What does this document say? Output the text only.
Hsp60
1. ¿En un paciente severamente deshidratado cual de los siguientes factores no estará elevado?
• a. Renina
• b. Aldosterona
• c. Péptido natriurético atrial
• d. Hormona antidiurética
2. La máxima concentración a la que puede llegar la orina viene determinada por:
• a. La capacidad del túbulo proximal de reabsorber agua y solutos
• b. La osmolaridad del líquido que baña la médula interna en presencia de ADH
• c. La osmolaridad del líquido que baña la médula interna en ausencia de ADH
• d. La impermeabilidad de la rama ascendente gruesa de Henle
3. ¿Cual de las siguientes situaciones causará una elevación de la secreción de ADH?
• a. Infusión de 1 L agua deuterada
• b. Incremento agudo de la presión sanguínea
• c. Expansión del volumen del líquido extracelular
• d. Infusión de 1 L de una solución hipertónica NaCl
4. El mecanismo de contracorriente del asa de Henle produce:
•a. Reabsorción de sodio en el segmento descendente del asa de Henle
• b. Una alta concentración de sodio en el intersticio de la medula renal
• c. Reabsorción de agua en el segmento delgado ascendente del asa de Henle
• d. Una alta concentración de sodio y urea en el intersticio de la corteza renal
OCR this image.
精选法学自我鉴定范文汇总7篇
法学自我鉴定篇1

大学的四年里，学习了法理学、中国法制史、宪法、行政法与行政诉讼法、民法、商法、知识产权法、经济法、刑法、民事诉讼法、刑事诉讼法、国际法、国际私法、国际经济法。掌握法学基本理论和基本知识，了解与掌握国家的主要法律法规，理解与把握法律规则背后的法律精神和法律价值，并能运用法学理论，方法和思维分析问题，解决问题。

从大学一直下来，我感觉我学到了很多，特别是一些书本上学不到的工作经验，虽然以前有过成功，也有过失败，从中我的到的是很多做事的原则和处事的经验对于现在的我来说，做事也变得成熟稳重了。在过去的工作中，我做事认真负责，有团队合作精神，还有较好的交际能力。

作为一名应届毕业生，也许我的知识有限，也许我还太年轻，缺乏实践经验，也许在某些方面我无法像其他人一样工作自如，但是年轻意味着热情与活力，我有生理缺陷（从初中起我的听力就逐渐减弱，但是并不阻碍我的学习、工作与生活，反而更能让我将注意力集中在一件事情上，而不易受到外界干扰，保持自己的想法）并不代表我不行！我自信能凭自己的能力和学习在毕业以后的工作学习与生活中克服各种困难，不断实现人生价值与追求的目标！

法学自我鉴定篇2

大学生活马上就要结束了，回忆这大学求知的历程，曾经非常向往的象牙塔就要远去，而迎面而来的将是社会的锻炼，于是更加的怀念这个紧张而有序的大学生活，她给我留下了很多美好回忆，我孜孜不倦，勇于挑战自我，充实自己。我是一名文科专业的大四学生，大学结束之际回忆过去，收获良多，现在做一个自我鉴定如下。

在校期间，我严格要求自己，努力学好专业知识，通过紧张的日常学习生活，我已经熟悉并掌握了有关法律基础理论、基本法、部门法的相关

INSTRUCTIONS FOR THE TASK:
Return exactly the lines from the one containing "OCR this image." to the last line of the data, and nothing more.

WRITTEN SOLUTION:
OCR this image.
精选法学自我鉴定范文汇总7篇
法学自我鉴定篇1

大学的四年里，学习了法理学、中国法制史、宪法、行政法与行政诉讼法、民法、商法、知识产权法、经济法、刑法、民事诉讼法、刑事诉讼法、国际法、国际私法、国际经济法。掌握法学基本理论和基本知识，了解与掌握国家的主要法律法规，理解与把握法律规则背后的法律精神和法律价值，并能运用法学理论，方法和思维分析问题，解决问题。

从大学一直下来，我感觉我学到了很多，特别是一些书本上学不到的工作经验，虽然以前有过成功，也有过失败，从中我的到的是很多做事的原则和处事的经验对于现在的我来说，做事也变得成熟稳重了。在过去的工作中，我做事认真负责，有团队合作精神，还有较好的交际能力。

作为一名应届毕业生，也许我的知识有限，也许我还太年轻，缺乏实践经验，也许在某些方面我无法像其他人一样工作自如，但是年轻意味着热情与活力，我有生理缺陷（从初中起我的听力就逐渐减弱，但是并不阻碍我的学习、工作与生活，反而更能让我将注意力集中在一件事情上，而不易受到外界干扰，保持自己的想法）并不代表我不行！我自信能凭自己的能力和学习在毕业以后的工作学习与生活中克服各种困难，不断实现人生价值与追求的目标！

法学自我鉴定篇2

大学生活马上就要结束了，回忆这大学求知的历程，曾经非常向往的象牙塔就要远去，而迎面而来的将是社会的锻炼，于是更加的怀念这个紧张而有序的大学生活，她给我留下了很多美好回忆，我孜孜不倦，勇于挑战自我，充实自己。我是一名文科专业的大四学生，大学结束之际回忆过去，收获良多，现在做一个自我鉴定如下。

在校期间，我严格要求自己，努力学好专业知识，通过紧张的日常学习生活，我已经熟悉并掌握了有关法律基础理论、基本法、部门法的相关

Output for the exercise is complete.